→ Set problem: Drop all images and give the records again exactly.

→ Extracted records:
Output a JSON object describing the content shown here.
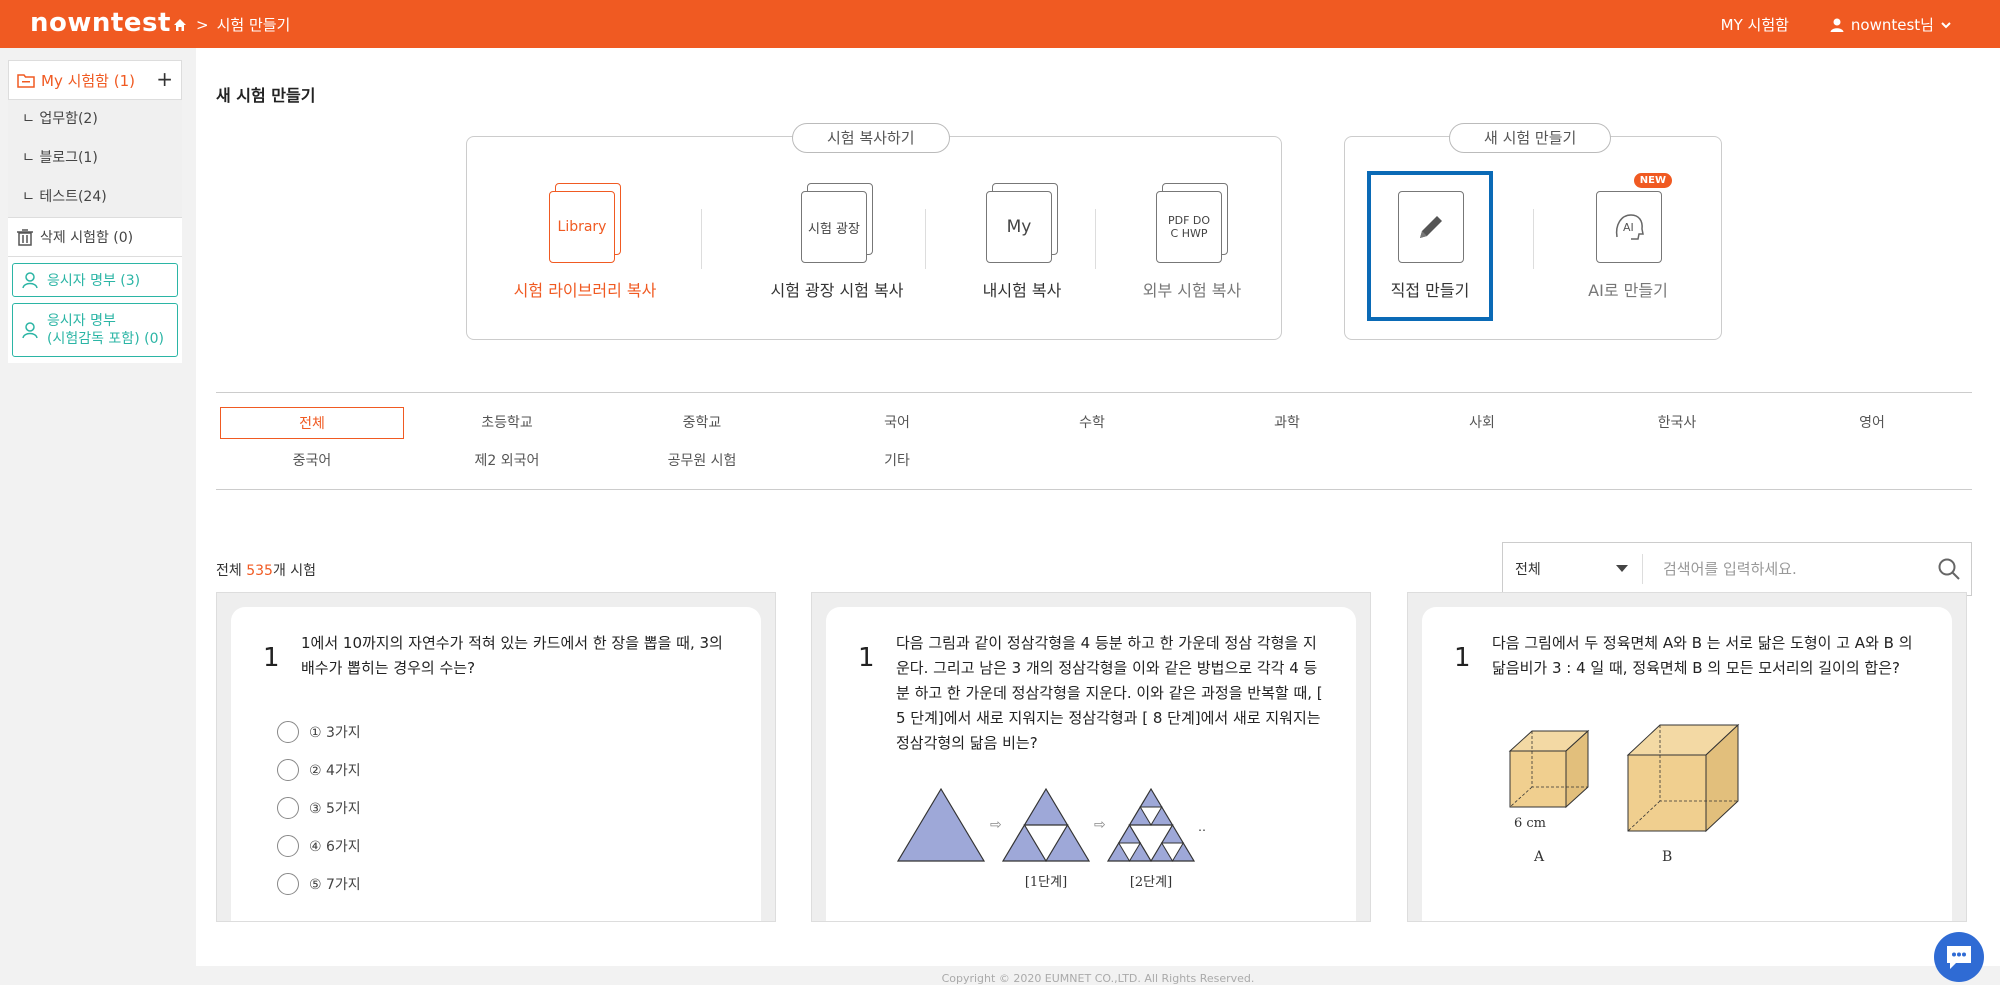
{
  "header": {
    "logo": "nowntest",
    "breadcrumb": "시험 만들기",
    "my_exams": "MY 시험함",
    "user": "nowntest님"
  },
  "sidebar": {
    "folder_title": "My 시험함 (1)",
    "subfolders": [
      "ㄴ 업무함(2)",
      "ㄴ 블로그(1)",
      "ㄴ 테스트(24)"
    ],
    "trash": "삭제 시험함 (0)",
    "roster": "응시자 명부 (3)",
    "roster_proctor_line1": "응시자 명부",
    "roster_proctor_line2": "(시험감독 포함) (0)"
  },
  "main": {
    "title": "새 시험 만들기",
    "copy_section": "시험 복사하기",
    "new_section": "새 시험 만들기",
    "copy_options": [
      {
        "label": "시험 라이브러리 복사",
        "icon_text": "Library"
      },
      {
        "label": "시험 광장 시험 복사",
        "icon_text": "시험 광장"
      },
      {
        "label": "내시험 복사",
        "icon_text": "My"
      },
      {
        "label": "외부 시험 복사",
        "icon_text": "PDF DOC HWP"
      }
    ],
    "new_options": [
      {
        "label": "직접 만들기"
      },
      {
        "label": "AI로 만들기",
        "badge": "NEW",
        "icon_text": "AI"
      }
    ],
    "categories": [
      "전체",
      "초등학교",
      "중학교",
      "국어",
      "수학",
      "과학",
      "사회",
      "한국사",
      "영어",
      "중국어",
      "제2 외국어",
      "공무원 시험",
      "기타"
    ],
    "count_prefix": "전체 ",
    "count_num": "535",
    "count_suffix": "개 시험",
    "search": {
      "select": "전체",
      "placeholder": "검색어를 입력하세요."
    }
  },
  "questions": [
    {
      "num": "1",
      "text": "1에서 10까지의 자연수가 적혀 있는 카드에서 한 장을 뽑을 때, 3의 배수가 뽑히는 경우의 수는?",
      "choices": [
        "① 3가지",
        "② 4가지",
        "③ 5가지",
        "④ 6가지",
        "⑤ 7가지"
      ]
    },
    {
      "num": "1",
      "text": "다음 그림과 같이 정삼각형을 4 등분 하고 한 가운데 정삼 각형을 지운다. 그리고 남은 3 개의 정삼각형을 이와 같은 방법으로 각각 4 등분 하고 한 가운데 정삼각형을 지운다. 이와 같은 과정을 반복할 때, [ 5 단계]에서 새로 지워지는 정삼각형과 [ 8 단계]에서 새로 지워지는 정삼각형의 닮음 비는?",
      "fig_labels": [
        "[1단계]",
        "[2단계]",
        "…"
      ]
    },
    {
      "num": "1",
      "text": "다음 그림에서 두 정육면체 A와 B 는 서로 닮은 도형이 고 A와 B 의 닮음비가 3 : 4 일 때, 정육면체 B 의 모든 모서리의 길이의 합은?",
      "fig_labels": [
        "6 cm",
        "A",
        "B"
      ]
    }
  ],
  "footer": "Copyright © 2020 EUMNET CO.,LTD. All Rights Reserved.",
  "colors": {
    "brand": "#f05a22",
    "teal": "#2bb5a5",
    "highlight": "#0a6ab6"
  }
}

→ Correct response:
Output a JSON object describing the content shown here.
{
  "header": {
    "logo": "nowntest",
    "breadcrumb": "시험 만들기",
    "my_exams": "MY 시험함",
    "user": "nowntest님"
  },
  "sidebar": {
    "folder_title": "My 시험함 (1)",
    "subfolders": [
      "ㄴ 업무함(2)",
      "ㄴ 블로그(1)",
      "ㄴ 테스트(24)"
    ],
    "trash": "삭제 시험함 (0)",
    "roster": "응시자 명부 (3)",
    "roster_proctor_line1": "응시자 명부",
    "roster_proctor_line2": "(시험감독 포함) (0)"
  },
  "main": {
    "title": "새 시험 만들기",
    "copy_section": "시험 복사하기",
    "new_section": "새 시험 만들기",
    "copy_options": [
      {
        "label": "시험 라이브러리 복사",
        "icon_text": "Library"
      },
      {
        "label": "시험 광장 시험 복사",
        "icon_text": "시험 광장"
      },
      {
        "label": "내시험 복사",
        "icon_text": "My"
      },
      {
        "label": "외부 시험 복사",
        "icon_text": "PDF DOC HWP"
      }
    ],
    "new_options": [
      {
        "label": "직접 만들기"
      },
      {
        "label": "AI로 만들기",
        "badge": "NEW",
        "icon_text": "AI"
      }
    ],
    "categories": [
      "전체",
      "초등학교",
      "중학교",
      "국어",
      "수학",
      "과학",
      "사회",
      "한국사",
      "영어",
      "중국어",
      "제2 외국어",
      "공무원 시험",
      "기타"
    ],
    "count_prefix": "전체 ",
    "count_num": "535",
    "count_suffix": "개 시험",
    "search": {
      "select": "전체",
      "placeholder": "검색어를 입력하세요."
    }
  },
  "questions": [
    {
      "num": "1",
      "text": "1에서 10까지의 자연수가 적혀 있는 카드에서 한 장을 뽑을 때, 3의 배수가 뽑히는 경우의 수는?",
      "choices": [
        "① 3가지",
        "② 4가지",
        "③ 5가지",
        "④ 6가지",
        "⑤ 7가지"
      ]
    },
    {
      "num": "1",
      "text": "다음 그림과 같이 정삼각형을 4 등분 하고 한 가운데 정삼 각형을 지운다. 그리고 남은 3 개의 정삼각형을 이와 같은 방법으로 각각 4 등분 하고 한 가운데 정삼각형을 지운다. 이와 같은 과정을 반복할 때, [ 5 단계]에서 새로 지워지는 정삼각형과 [ 8 단계]에서 새로 지워지는 정삼각형의 닮음 비는?",
      "fig_labels": [
        "[1단계]",
        "[2단계]",
        "…"
      ]
    },
    {
      "num": "1",
      "text": "다음 그림에서 두 정육면체 A와 B 는 서로 닮은 도형이 고 A와 B 의 닮음비가 3 : 4 일 때, 정육면체 B 의 모든 모서리의 길이의 합은?",
      "fig_labels": [
        "6 cm",
        "A",
        "B"
      ]
    }
  ],
  "footer": "Copyright © 2020 EUMNET CO.,LTD. All Rights Reserved.",
  "colors": {
    "brand": "#f05a22",
    "teal": "#2bb5a5",
    "highlight": "#0a6ab6"
  }
}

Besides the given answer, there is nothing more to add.